Melansir dari Teras.id, Ketua Presidium PP PMKRI, Tri Natalia Urada mengungkapkan belum ada pembicaraan terkait penawaran pemerintah untuk PMKRI mengelola tambang. Kalaupun ada, Natalia memastikan PMKRI akan menolak tawaran tersebut.

“Pertimbangan paling mendasar adalah kami tidak mau independensi PMKRI sebagai organisasi kemahasiswaan, pembinaan dan perjuangan terkooptasi dengan kepentingan-kepentingan usaha tambang. Berbagai persoalan yang diakibatkan oleh operasi industri pertambangan akan terus kami sikapi dan kritisi,” ujar Natalia.

Dia juga mengungkapkan PMKRI melihat adanya tumpang tindih antara UU Minerba dan PP No 25 tahun 2024 yang baru disahkan Jokowi tersebut. Oleh karena itu, PMKRI menilai aturan tersebut berpotensi menimbulkan konflik horizontal yang lebih besar di kemudian hari.

“Jadi jika PMKRI turut terlibat dalam urusan tambang, sama halnya kami melestarikan persoalan-persoalan yang ada dan akan sangat paradoks dengan kerja-kerja yang kami lakukan selama ini, yaitu menjaga kedaulatan lingkungan,” kata dia.

6. Muhammadiyah

Majelis Hukum dan Hak Asasi Manusia (HAM) Pimpinan Pusat atau PP Muhammadiyah menilai pemberian WIUPK untuk ormas keagamaan melanggar Undang-Undang Nomor 30 Tahun 2014. Undang-undang itu mengatur tentang Administrasi Pemerintahan sebagaimana telah diubah dengan Perppu Nomor 2 Tahun 2022 tentang Cipta Kerja (UU Administrasi Pemerintahan).

“Wewenang Menteri Investasi/Kepala BKPM memberikan WIUP kepada pelaku usaha termasuk badan usaha yang dimiliki oleh ormas tidak berdasar menurut hukum,” ujar Ketua Majelis Hukum dan HAM PP Muhammadiyah, Trisno Raharjo, dalam legal opinion kepada PP Muhammadiyah yang dikutip pada Ahad, 9 Juni 2024. 

Kendati demikian, Sekretaris Umum PP Muhammadiyah Abdul Mu’ti mengatakan, belum ada pembicaraan Pemerintah dengan pihaknya mengenai kemungkinan pengelolaan tambang, “Kalau ada penawaran resmi Pemerintah kepada Muhammadiyah akan dibahas dengan saksama,” kata Mu’ti, Senin, 3 Juni 2024.


Ormas Agama yang Terima Izin Tambang

Di samping penolakan atas pemberian izin tambang, ada juga beberapa ormas keagamaan yang menerima dan menyambut baik penerbitan aturan tersebut. Salah satunya adalah organisasi Persatuan Islam (Persis).

> Soal 1: Terjemahkan kalimat dari teks tentang izin tambang ormas ini ke dalam bahasa Inggris: "Oleh karena itu, PMKRI menilai aturan tersebut berpotensi menimbulkan konflik horizontal yang lebih besar di kemudian hari."
> Soal 2: Menurut teks tentang izin tambang ormas, organisasi apa yang disebut sebagai salah satu ormas keagamaan yang menerima izin tambang?
> Soal 3: Lanjutkan teks tentang izin tambang ormas setelah kalimat terakhirnya.
Data yang disertakan tidak ada hubungannya dengan teks tentang izin tambang ormas.

> Data Tersedia:
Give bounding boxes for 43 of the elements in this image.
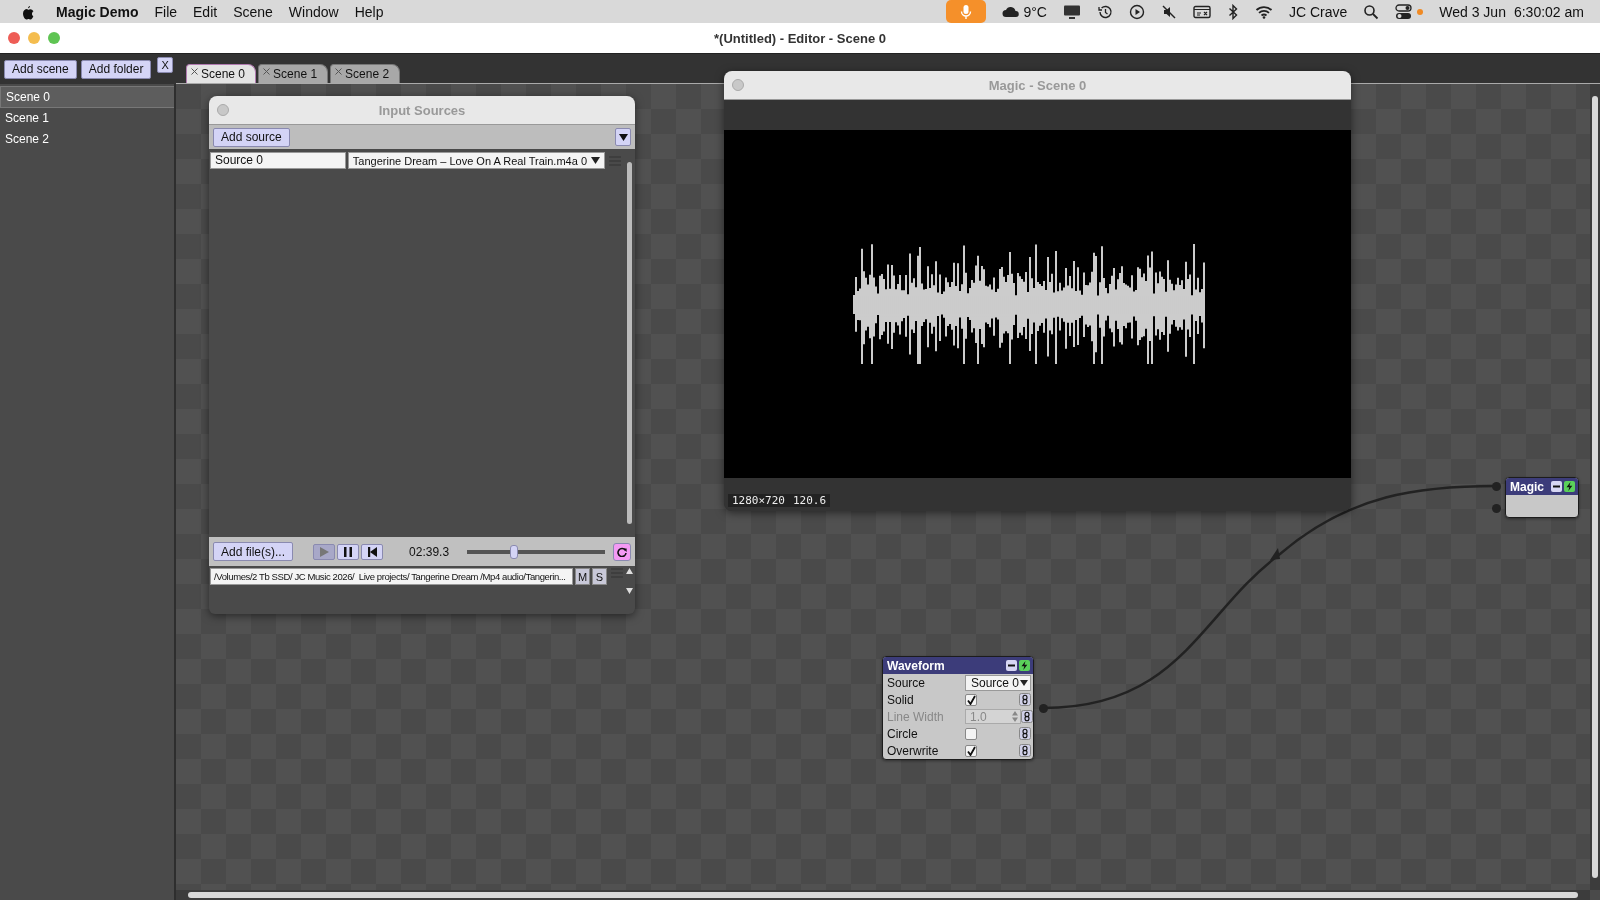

> Jawaban 1: Therefore, PMKRI considers that the regulation has the potential to cause greater horizontal conflict in the future.

> Jawaban 2: Persatuan Islam (Persis).

> Jawaban 3:
Wakil Ketua Umum Pimpinan Pusat Persis, Atip Latipulhayat menyatakan bahwa Persis menyambut baik langkah pemerintah tersebut. Ia pun menyatakan Persis membentuk badan usaha jika diberi izin pengelolaan tambang oleh pemerintah. Selain Persis, berikut beberapa ormas keagamaan yang terima izin tambang dari Jokowi.

1. Nahdlatul Ulama 

Ketua Umum Pengurus Besar Nahdlatul Ulama atau (PBNU) Yahya Cholil Staquf membeberkan alasan organisasinya menerima pemberian izin tambang dari Presiden Joko Widodo. Alasan utama Gus Yahya –sapaan Yahya Cholil Staquf— karena PBNU membutuhkan dana untuk membiayai operasional berbagai program dan infrastruktur Nahdlatul Ulama.

“Pertama-tama saya katakan, NU ini butuh, apapun yang halal, yang bisa menjadi sumber pendapatan untuk pembiayaan organisasi,” kata Gus Yahya di Kantor PBNU, Jakarta Pusat, Kamis, 6 Juni 2024.

Pemberian izin konsesi tambang kepada PBNU ini berawal dari janji Presiden Jokowi saat muktamar Nahdlatul Ulama pada Desember 2021. Saat itu, Jokowi berjanji akan membagikan IUP, baik tambang batu bara, nikel, maupun tembaga kepada NU.

2. Mathla'ul Anwar

Pengurus Besar Mathla'ul Anwar, organisasi keagamaan yang menjadi bagian dari Nahdlatul Ulama mendukung kebijakan pemerintah terkait dengan izin usaha tambang untuk organisasi masyarakat (ormas) keagamaan. Hal itu disampaikan Ketua Umum PB Mathla'ul Anwar, Embay Mulya.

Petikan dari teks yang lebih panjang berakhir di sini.